Aim:
Check the listing below for lines with the word "Fortuna" and say how many there are, with nothing but the number.

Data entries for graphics
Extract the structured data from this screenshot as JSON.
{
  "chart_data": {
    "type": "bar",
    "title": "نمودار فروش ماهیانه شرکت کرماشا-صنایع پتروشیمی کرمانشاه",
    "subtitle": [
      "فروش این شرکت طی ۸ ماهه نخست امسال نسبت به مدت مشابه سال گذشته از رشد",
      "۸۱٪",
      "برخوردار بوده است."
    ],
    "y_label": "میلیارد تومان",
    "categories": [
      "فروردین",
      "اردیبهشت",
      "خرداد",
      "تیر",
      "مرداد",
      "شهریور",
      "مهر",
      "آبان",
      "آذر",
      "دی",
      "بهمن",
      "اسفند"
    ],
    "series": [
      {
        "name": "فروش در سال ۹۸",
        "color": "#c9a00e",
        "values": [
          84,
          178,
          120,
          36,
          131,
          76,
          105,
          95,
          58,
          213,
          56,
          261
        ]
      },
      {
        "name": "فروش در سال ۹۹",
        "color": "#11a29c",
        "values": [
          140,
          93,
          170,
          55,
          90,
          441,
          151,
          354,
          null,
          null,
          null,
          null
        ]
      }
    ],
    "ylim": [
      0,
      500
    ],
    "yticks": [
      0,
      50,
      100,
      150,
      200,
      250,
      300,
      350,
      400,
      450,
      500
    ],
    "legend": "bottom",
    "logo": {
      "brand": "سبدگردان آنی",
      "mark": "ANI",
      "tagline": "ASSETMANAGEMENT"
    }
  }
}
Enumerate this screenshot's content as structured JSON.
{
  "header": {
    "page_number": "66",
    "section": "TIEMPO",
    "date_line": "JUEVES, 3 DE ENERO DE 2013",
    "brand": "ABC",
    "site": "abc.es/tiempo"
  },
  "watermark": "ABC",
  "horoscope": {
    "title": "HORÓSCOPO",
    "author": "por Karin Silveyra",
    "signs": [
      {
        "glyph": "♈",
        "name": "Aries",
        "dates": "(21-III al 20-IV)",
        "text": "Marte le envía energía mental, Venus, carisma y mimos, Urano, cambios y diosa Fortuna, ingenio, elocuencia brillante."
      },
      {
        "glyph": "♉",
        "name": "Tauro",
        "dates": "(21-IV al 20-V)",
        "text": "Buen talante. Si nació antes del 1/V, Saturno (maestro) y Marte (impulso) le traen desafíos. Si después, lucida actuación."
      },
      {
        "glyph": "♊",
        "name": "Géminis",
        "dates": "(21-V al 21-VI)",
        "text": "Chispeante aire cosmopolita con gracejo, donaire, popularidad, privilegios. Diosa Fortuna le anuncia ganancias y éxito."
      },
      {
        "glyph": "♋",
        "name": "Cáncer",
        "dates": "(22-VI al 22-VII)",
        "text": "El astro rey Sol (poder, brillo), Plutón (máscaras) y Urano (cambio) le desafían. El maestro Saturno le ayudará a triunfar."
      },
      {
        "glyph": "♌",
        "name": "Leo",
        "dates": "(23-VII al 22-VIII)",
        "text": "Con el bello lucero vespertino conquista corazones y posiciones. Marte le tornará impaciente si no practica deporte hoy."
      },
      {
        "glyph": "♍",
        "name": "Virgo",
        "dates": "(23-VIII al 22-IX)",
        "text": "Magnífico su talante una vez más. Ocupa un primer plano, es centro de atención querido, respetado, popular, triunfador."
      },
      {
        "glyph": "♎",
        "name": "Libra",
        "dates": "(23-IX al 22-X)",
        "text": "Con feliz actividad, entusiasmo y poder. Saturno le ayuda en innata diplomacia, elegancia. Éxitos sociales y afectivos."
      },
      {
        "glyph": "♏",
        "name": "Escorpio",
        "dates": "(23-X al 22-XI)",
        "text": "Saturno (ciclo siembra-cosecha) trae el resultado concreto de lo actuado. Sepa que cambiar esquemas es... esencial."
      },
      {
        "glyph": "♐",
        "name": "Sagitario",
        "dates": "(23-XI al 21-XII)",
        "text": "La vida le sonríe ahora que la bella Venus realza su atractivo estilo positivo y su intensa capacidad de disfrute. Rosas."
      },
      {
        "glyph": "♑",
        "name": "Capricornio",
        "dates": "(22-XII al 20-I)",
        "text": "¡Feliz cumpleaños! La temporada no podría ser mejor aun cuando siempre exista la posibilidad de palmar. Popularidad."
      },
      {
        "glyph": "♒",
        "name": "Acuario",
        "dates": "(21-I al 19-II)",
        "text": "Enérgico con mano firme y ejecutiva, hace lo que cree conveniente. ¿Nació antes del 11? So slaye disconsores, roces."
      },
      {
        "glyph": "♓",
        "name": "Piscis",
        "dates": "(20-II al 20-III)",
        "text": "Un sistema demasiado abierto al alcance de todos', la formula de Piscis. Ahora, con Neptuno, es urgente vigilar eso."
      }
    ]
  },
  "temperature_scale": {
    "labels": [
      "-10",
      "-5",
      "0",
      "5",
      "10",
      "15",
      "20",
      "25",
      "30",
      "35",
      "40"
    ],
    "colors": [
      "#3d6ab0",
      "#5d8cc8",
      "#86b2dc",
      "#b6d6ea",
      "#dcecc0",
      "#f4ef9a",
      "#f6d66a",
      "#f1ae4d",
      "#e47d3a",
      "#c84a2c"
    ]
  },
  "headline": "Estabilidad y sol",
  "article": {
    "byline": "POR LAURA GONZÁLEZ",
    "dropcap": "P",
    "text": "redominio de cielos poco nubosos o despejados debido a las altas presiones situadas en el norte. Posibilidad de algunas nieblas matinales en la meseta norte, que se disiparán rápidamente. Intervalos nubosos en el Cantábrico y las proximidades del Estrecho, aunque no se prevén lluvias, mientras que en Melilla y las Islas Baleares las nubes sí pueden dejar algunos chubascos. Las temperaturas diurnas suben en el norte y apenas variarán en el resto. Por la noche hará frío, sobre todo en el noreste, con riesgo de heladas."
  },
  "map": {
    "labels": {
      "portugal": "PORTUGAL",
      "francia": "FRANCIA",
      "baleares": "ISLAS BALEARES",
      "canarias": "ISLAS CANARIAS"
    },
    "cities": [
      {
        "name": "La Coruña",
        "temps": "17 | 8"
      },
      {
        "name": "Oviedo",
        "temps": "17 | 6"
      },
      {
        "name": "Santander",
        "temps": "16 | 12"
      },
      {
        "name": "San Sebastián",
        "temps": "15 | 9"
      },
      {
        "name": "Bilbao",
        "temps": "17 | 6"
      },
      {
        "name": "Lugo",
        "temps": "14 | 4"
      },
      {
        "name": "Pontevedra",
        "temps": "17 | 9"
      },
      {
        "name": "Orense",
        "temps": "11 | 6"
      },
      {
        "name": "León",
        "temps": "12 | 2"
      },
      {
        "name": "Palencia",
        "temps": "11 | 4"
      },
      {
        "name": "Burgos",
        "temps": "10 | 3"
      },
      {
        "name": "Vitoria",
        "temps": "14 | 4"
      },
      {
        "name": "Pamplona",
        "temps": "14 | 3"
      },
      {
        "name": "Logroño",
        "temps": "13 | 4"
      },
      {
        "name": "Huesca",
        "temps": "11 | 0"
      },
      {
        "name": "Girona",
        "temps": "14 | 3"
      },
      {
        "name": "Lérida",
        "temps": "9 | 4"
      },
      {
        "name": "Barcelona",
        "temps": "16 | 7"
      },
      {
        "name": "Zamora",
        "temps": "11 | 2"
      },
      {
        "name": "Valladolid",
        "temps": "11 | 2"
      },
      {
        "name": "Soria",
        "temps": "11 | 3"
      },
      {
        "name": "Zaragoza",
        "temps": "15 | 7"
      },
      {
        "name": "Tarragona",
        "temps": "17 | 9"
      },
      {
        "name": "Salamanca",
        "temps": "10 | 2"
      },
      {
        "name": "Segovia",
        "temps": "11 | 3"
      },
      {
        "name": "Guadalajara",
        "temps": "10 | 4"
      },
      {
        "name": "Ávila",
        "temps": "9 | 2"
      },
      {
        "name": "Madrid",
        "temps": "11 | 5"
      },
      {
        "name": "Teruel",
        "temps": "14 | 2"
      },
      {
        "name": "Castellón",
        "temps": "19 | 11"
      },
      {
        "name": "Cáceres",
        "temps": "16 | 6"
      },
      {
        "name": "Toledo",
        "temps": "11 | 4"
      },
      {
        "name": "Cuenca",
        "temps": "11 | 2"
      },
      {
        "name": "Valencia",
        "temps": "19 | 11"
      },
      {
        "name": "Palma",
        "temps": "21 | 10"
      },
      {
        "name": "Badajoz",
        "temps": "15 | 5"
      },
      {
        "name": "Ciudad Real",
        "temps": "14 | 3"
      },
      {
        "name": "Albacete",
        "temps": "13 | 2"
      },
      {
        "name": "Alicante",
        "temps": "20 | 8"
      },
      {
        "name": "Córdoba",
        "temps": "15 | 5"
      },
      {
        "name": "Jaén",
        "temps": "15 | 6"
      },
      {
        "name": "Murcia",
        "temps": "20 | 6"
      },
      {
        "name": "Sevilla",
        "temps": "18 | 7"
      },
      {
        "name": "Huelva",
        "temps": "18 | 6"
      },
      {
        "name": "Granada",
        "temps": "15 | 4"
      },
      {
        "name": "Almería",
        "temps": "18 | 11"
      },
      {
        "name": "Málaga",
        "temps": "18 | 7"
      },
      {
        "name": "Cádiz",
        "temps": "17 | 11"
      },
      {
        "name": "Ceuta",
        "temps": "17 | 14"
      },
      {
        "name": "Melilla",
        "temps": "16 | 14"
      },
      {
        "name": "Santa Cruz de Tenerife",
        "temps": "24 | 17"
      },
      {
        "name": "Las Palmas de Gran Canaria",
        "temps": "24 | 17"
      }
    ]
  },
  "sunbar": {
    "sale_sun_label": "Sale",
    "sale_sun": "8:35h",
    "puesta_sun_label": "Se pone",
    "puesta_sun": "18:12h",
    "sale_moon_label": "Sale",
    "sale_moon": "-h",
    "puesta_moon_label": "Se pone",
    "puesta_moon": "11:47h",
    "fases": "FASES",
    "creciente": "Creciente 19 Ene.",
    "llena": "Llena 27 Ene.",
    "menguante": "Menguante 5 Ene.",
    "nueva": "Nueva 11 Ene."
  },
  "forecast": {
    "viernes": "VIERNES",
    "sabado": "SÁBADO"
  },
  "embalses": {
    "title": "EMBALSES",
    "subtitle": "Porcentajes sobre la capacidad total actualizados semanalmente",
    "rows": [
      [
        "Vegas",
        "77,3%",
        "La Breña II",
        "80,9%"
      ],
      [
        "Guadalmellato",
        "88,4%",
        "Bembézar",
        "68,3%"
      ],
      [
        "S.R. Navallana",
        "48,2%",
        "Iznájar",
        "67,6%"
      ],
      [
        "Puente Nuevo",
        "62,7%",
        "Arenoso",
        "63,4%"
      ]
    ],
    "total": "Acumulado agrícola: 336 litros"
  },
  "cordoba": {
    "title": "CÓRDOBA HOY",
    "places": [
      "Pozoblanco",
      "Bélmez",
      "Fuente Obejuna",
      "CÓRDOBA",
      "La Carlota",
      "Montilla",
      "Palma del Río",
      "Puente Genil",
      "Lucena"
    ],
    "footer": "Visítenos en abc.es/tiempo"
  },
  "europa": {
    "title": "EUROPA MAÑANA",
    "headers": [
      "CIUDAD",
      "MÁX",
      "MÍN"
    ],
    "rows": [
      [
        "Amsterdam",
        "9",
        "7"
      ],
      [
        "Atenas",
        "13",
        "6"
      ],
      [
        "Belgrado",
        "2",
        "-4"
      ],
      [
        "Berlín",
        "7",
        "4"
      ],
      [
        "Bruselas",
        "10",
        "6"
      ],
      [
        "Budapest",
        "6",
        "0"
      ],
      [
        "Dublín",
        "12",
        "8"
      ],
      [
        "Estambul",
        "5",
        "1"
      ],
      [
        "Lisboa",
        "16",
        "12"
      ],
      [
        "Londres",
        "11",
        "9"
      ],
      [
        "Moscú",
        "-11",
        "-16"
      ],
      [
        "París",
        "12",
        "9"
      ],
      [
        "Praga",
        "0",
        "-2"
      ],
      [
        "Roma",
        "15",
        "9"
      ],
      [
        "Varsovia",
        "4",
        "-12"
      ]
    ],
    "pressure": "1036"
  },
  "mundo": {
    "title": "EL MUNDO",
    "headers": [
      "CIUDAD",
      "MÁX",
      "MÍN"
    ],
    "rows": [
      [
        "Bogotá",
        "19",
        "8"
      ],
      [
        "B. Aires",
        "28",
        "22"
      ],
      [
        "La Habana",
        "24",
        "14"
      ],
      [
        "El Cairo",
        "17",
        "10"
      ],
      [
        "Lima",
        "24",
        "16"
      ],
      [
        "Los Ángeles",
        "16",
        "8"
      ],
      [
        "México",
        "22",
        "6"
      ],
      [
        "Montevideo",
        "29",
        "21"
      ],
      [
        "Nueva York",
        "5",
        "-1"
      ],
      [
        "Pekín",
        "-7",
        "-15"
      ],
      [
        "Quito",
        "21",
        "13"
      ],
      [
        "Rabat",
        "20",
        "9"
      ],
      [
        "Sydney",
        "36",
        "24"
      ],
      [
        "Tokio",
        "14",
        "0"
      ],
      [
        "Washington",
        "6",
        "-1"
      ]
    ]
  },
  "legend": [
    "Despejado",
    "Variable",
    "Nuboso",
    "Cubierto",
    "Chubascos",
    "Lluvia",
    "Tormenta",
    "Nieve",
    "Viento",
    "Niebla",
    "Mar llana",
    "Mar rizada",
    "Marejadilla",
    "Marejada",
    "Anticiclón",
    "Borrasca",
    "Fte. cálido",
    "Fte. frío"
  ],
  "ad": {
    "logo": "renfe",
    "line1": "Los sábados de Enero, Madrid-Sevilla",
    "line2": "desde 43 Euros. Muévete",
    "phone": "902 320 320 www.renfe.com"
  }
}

Task result:
2